• [SUPPLIED RECORDS]
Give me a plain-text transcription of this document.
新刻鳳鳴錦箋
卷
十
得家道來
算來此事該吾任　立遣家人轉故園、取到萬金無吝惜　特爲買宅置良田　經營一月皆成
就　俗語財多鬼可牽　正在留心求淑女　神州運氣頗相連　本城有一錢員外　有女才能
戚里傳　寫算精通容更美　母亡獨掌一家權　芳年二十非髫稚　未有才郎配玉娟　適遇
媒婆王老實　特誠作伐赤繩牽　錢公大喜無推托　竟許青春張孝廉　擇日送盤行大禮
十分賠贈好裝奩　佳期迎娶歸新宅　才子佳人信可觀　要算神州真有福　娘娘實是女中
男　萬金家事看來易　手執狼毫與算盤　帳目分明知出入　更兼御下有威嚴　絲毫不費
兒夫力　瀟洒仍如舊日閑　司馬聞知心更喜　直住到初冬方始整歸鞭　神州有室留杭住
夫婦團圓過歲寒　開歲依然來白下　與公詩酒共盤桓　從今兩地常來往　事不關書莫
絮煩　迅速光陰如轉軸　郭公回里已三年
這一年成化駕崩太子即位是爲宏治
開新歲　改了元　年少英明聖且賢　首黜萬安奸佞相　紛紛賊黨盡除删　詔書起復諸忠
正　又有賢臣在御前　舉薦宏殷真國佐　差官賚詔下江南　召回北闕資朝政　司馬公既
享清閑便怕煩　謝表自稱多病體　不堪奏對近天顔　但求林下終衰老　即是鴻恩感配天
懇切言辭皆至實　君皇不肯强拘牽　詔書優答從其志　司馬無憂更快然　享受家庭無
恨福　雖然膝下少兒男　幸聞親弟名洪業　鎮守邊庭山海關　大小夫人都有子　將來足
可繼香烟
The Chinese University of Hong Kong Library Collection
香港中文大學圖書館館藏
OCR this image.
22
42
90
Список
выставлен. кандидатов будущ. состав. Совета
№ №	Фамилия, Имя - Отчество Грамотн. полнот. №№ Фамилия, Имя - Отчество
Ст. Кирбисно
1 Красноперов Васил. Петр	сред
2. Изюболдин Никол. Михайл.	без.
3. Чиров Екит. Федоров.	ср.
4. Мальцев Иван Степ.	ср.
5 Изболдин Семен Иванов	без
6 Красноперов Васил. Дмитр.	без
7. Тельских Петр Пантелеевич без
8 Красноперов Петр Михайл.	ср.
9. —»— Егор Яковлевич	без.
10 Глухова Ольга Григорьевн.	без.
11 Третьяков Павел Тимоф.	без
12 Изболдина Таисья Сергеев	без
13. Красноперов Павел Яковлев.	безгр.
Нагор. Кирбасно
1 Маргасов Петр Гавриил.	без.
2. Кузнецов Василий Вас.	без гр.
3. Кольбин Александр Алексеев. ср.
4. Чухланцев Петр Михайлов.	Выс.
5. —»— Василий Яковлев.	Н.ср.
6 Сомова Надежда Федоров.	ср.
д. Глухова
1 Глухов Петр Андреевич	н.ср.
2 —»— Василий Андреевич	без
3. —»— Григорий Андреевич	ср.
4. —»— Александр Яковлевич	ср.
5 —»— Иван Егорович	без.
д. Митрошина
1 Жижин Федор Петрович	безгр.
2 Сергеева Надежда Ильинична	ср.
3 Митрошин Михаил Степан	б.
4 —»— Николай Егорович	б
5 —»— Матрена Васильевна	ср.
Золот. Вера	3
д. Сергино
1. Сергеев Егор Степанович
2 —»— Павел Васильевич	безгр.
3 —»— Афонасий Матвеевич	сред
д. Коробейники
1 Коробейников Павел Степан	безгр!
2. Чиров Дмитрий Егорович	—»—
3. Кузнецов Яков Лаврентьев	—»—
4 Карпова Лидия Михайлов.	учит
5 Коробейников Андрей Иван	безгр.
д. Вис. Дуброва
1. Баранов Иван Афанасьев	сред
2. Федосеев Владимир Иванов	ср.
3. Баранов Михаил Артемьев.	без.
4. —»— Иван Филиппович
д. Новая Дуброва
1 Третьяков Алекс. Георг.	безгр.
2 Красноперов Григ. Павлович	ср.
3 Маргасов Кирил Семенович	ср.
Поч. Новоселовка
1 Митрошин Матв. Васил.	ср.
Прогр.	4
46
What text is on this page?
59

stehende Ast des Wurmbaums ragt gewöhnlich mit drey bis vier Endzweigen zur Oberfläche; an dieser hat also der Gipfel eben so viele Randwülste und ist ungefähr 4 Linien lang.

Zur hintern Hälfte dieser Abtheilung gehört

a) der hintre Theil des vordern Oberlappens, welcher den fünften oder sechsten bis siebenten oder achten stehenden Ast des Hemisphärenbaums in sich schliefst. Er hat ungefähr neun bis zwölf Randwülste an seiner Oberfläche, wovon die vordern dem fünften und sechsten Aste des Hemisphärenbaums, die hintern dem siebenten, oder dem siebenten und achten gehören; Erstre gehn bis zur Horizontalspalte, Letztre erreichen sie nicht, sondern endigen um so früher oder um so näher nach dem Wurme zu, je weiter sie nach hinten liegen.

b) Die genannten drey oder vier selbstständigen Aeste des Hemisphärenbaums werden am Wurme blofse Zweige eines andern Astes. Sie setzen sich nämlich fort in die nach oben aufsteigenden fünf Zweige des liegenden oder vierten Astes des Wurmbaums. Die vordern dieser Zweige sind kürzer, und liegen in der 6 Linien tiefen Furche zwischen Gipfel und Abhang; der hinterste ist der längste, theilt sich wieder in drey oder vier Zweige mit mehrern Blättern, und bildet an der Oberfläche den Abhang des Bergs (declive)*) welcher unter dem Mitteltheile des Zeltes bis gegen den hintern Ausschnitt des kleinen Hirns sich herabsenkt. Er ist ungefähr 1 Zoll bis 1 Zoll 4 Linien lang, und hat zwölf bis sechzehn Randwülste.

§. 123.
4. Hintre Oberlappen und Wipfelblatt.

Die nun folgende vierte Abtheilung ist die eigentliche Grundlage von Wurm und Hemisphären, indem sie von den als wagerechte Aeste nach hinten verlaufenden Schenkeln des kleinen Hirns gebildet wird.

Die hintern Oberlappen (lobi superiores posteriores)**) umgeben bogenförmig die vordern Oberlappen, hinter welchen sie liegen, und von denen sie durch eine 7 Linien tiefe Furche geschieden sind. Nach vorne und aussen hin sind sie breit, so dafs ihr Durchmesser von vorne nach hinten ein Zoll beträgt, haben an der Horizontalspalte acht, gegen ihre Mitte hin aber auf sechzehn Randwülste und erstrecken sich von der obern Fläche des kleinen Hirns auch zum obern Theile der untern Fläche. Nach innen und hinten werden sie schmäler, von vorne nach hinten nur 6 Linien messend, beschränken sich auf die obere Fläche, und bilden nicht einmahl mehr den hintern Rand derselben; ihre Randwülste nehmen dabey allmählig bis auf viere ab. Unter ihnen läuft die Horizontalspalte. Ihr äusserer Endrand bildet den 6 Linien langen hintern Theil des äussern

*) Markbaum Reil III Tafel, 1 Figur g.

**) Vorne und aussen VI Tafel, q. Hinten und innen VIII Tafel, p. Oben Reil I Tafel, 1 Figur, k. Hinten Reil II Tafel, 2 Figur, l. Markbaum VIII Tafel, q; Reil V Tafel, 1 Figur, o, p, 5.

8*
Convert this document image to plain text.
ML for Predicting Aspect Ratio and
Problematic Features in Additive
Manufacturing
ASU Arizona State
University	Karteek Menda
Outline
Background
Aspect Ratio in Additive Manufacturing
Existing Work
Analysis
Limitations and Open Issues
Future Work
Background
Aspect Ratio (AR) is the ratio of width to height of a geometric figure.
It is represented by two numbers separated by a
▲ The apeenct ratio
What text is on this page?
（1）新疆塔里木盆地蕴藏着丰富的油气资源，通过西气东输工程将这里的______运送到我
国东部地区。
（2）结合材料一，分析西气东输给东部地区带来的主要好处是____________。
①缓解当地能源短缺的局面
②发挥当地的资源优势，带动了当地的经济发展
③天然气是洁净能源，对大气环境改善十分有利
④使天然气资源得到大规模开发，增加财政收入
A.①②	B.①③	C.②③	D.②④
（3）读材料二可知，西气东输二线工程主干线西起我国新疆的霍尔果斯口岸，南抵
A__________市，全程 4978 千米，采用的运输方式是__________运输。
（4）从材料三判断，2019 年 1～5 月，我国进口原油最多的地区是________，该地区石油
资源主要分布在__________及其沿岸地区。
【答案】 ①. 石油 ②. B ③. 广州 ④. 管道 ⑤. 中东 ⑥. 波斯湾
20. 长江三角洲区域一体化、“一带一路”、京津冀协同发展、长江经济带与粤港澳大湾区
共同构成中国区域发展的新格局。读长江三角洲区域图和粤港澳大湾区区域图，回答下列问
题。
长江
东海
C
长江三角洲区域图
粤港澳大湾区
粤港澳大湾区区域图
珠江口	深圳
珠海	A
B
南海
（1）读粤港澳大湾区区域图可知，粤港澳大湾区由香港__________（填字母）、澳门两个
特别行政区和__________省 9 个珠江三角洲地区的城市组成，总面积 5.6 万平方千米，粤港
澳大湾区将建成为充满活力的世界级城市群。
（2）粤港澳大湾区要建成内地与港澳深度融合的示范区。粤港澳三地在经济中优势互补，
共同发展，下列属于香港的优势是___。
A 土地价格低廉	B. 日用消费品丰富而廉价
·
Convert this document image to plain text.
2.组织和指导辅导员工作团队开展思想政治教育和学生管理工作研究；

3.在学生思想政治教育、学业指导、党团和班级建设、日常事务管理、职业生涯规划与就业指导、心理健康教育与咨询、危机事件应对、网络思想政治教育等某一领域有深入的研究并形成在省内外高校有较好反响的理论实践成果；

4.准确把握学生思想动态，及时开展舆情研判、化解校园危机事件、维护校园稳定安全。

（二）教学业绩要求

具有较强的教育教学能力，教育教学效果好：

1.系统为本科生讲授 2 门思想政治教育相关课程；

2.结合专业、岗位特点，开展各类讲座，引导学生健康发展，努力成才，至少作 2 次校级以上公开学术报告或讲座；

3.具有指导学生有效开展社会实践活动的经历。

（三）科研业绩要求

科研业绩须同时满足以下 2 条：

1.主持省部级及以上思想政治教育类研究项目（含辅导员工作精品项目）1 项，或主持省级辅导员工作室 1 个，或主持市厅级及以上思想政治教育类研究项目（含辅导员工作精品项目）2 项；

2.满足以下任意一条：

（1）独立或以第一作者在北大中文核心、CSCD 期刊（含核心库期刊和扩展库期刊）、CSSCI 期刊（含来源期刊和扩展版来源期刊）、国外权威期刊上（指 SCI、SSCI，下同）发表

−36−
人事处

• [STATED PROBLEM] Make a list of all lines in the data that contain "dieser".

• [EXPECTED ANSWER]
stehende Ast des Wurmbaums ragt gewöhnlich mit drey bis vier Endzweigen zur Oberfläche; an dieser hat also der Gipfel eben so viele Randwülste und ist ungefähr 4 Linien lang.
Zur hintern Hälfte dieser Abtheilung gehört
b) Die genannten drey oder vier selbstständigen Aeste des Hemisphärenbaums werden am Wurme blofse Zweige eines andern Astes. Sie setzen sich nämlich fort in die nach oben aufsteigenden fünf Zweige des liegenden oder vierten Astes des Wurmbaums. Die vordern dieser Zweige sind kürzer, und liegen in der 6 Linien tiefen Furche zwischen Gipfel und Abhang; der hinterste ist der längste, theilt sich wieder in drey oder vier Zweige mit mehrern Blättern, und bildet an der Oberfläche den Abhang des Bergs (declive)*) welcher unter dem Mitteltheile des Zeltes bis gegen den hintern Ausschnitt des kleinen Hirns sich herabsenkt. Er ist ungefähr 1 Zoll bis 1 Zoll 4 Linien lang, und hat zwölf bis sechzehn Randwülste.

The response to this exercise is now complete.